§ **Description of the task**: Check every line of the material below for "drawing". Give the number of lines that have it, and only that.
## BEGIN Raw data
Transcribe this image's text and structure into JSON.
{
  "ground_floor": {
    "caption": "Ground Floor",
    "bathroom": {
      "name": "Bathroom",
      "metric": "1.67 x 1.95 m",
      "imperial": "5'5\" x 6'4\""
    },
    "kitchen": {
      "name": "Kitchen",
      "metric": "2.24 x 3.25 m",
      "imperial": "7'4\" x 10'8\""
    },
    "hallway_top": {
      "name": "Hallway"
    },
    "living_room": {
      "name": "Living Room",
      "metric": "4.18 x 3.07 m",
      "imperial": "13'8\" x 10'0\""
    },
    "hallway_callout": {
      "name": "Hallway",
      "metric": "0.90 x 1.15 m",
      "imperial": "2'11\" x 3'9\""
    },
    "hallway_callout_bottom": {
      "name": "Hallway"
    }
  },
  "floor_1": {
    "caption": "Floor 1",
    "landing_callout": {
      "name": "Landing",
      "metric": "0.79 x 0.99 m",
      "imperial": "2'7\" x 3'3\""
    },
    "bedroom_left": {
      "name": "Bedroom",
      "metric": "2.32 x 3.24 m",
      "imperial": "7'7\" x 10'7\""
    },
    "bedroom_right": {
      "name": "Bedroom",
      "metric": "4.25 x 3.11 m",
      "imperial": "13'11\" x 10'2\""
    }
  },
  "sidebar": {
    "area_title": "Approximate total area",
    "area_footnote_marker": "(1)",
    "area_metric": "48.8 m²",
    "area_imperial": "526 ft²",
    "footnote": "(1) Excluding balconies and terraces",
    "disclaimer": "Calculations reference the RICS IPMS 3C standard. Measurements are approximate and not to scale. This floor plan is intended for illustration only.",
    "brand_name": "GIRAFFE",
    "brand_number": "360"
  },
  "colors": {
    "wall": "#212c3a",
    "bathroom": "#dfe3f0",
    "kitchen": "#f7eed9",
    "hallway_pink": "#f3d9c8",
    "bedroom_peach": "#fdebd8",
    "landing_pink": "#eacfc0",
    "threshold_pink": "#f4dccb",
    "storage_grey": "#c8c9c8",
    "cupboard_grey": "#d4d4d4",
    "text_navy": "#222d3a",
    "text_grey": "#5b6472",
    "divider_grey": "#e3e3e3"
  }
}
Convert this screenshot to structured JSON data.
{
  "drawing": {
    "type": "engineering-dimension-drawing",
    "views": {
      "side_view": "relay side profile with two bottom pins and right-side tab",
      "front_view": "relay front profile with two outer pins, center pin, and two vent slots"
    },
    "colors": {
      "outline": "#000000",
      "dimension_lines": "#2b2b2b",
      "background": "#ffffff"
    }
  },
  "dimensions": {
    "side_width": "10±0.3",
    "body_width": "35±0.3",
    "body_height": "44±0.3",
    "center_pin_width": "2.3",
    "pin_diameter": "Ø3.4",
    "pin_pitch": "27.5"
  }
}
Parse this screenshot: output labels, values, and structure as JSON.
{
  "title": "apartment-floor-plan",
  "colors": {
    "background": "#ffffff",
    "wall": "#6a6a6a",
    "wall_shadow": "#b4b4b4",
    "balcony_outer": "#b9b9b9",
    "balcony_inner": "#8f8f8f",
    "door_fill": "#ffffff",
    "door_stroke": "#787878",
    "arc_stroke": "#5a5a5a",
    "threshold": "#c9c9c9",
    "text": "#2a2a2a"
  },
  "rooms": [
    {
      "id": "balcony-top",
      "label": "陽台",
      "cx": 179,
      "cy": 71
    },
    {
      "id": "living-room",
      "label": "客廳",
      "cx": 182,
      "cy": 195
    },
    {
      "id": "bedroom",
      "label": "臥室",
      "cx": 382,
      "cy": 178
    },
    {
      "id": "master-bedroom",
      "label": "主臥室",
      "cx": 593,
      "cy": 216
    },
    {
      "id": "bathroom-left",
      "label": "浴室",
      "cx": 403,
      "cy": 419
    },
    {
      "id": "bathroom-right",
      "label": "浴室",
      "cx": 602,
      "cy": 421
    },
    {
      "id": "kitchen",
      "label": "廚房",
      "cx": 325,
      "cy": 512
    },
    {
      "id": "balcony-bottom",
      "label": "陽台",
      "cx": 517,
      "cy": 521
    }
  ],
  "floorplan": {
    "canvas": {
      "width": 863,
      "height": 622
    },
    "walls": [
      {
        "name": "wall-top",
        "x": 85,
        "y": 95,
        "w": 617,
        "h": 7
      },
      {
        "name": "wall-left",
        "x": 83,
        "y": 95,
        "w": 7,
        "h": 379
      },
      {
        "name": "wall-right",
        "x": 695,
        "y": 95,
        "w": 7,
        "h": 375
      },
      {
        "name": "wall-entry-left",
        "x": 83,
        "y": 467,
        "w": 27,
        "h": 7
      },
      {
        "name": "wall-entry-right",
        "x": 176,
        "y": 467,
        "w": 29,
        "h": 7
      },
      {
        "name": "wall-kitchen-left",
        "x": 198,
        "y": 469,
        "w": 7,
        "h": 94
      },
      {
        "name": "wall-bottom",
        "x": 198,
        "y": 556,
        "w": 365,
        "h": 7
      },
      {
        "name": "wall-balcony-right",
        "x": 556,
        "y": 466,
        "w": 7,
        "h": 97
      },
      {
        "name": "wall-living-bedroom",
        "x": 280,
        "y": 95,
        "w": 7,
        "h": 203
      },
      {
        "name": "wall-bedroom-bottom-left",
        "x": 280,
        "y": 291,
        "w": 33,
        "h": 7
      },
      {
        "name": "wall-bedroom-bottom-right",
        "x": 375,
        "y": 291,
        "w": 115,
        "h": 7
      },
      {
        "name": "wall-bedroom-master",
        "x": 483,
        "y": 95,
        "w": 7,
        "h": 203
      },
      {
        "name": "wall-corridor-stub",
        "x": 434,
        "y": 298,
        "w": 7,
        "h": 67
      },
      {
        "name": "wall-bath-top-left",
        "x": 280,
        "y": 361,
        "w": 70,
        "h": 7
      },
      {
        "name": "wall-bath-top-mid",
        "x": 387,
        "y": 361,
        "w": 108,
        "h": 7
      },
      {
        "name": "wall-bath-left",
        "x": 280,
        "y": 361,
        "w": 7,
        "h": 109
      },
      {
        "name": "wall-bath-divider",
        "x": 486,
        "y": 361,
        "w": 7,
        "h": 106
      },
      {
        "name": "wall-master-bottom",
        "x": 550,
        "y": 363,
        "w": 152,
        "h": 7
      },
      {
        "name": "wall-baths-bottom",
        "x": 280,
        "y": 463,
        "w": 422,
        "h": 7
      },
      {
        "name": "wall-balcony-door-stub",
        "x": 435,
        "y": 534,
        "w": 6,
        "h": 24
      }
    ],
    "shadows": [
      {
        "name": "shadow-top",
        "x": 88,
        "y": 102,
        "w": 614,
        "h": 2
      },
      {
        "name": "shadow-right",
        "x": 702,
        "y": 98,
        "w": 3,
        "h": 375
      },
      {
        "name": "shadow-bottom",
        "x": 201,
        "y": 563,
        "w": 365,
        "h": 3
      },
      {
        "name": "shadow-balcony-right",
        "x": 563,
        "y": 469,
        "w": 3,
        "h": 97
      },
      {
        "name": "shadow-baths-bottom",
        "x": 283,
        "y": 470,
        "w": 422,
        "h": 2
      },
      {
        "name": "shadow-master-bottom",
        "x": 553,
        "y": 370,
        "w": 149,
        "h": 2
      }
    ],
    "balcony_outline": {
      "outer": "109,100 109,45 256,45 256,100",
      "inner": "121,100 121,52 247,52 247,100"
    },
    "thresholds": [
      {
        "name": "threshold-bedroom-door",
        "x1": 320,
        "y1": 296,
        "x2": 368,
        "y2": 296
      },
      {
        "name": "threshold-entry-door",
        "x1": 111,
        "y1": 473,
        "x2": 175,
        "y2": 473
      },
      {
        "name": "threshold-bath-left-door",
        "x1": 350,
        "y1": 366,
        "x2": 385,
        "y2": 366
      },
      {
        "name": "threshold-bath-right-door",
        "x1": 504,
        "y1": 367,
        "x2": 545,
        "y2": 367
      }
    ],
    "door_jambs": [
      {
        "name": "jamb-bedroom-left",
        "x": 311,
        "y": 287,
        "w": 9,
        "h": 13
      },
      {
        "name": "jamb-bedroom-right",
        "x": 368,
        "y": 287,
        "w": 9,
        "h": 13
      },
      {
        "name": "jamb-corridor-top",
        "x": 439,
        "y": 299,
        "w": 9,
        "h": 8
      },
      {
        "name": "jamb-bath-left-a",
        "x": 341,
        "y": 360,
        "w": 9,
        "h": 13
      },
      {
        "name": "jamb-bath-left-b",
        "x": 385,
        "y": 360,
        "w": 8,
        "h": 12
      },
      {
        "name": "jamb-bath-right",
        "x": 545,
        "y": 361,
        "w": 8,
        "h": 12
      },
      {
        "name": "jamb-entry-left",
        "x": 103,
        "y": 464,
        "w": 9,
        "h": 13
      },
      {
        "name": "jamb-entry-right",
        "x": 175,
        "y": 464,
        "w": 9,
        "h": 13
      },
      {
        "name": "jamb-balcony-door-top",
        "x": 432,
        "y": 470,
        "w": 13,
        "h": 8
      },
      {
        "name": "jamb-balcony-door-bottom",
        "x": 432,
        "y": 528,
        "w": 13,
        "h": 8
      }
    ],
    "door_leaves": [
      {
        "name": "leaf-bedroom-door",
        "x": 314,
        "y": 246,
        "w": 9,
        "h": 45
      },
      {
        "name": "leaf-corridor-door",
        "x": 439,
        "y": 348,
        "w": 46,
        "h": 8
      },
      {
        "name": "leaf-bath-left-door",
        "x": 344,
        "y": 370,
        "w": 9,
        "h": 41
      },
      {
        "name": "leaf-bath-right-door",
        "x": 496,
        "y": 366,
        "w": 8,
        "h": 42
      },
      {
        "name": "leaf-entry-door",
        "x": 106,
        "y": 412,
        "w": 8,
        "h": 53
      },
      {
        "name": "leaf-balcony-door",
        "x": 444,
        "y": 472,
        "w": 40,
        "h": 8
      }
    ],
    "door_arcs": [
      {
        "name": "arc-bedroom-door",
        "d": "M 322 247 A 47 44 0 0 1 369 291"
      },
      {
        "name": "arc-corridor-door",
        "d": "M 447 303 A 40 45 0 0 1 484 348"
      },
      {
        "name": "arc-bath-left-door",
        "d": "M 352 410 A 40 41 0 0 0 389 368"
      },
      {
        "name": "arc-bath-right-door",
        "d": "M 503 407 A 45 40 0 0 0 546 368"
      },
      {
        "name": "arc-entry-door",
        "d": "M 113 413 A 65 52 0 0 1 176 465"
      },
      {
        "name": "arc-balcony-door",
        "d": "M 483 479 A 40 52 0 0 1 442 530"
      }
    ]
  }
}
## END Raw data
§ **Expected answer**: 2